• _YOUR INSTRUCTIONS_
Write the material out again, line by line, exactly as it is.

Stored items from a collection
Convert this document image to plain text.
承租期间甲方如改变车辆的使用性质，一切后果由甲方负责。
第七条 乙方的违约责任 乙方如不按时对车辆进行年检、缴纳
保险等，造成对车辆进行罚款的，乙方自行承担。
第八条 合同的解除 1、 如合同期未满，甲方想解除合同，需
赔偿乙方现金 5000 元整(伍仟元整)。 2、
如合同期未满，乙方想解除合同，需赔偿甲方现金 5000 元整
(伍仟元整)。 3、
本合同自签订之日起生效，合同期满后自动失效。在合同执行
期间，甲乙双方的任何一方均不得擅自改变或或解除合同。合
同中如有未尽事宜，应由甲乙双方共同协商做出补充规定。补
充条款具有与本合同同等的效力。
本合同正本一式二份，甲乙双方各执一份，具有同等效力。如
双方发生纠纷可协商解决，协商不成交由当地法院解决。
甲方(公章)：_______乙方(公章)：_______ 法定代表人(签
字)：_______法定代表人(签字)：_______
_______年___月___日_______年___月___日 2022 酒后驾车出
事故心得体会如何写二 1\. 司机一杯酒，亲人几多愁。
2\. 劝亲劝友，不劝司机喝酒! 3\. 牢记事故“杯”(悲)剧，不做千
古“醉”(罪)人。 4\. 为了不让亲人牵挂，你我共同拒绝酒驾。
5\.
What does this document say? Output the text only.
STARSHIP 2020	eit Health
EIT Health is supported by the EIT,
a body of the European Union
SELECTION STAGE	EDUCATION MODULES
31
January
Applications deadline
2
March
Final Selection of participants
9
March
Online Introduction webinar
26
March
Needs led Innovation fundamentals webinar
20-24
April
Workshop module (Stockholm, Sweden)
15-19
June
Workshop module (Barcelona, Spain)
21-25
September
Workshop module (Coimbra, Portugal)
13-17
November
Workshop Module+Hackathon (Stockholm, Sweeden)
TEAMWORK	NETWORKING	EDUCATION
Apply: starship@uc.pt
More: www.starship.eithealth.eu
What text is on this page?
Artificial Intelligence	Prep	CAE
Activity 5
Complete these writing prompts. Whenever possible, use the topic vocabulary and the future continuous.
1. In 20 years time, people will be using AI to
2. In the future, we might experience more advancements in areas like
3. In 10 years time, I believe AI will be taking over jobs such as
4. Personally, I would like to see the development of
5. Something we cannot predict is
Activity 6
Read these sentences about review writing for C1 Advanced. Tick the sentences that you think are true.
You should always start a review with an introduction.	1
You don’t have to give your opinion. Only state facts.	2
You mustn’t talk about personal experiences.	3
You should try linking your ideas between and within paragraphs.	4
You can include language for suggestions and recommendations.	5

• _CORRECT RESULT_
Convert this document image to plain text.
承租期间甲方如改变车辆的使用性质，一切后果由甲方负责。
第七条 乙方的违约责任 乙方如不按时对车辆进行年检、缴纳
保险等，造成对车辆进行罚款的，乙方自行承担。
第八条 合同的解除 1、 如合同期未满，甲方想解除合同，需
赔偿乙方现金 5000 元整(伍仟元整)。 2、
如合同期未满，乙方想解除合同，需赔偿甲方现金 5000 元整
(伍仟元整)。 3、
本合同自签订之日起生效，合同期满后自动失效。在合同执行
期间，甲乙双方的任何一方均不得擅自改变或或解除合同。合
同中如有未尽事宜，应由甲乙双方共同协商做出补充规定。补
充条款具有与本合同同等的效力。
本合同正本一式二份，甲乙双方各执一份，具有同等效力。如
双方发生纠纷可协商解决，协商不成交由当地法院解决。
甲方(公章)：_______乙方(公章)：_______ 法定代表人(签
字)：_______法定代表人(签字)：_______
_______年___月___日_______年___月___日 2022 酒后驾车出
事故心得体会如何写二 1\. 司机一杯酒，亲人几多愁。
2\. 劝亲劝友，不劝司机喝酒! 3\. 牢记事故“杯”(悲)剧，不做千
古“醉”(罪)人。 4\. 为了不让亲人牵挂，你我共同拒绝酒驾。
5\.
What does this document say? Output the text only.
STARSHIP 2020	eit Health
EIT Health is supported by the EIT,
a body of the European Union
SELECTION STAGE	EDUCATION MODULES
31
January
Applications deadline
2
March
Final Selection of participants
9
March
Online Introduction webinar
26
March
Needs led Innovation fundamentals webinar
20-24
April
Workshop module (Stockholm, Sweden)
15-19
June
Workshop module (Barcelona, Spain)
21-25
September
Workshop module (Coimbra, Portugal)
13-17
November
Workshop Module+Hackathon (Stockholm, Sweeden)
TEAMWORK	NETWORKING	EDUCATION
Apply: starship@uc.pt
More: www.starship.eithealth.eu
What text is on this page?
Artificial Intelligence	Prep	CAE
Activity 5
Complete these writing prompts. Whenever possible, use the topic vocabulary and the future continuous.
1. In 20 years time, people will be using AI to
2. In the future, we might experience more advancements in areas like
3. In 10 years time, I believe AI will be taking over jobs such as
4. Personally, I would like to see the development of
5. Something we cannot predict is
Activity 6
Read these sentences about review writing for C1 Advanced. Tick the sentences that you think are true.
You should always start a review with an introduction.	1
You don’t have to give your opinion. Only state facts.	2
You mustn’t talk about personal experiences.	3
You should try linking your ideas between and within paragraphs.	4
You can include language for suggestions and recommendations.	5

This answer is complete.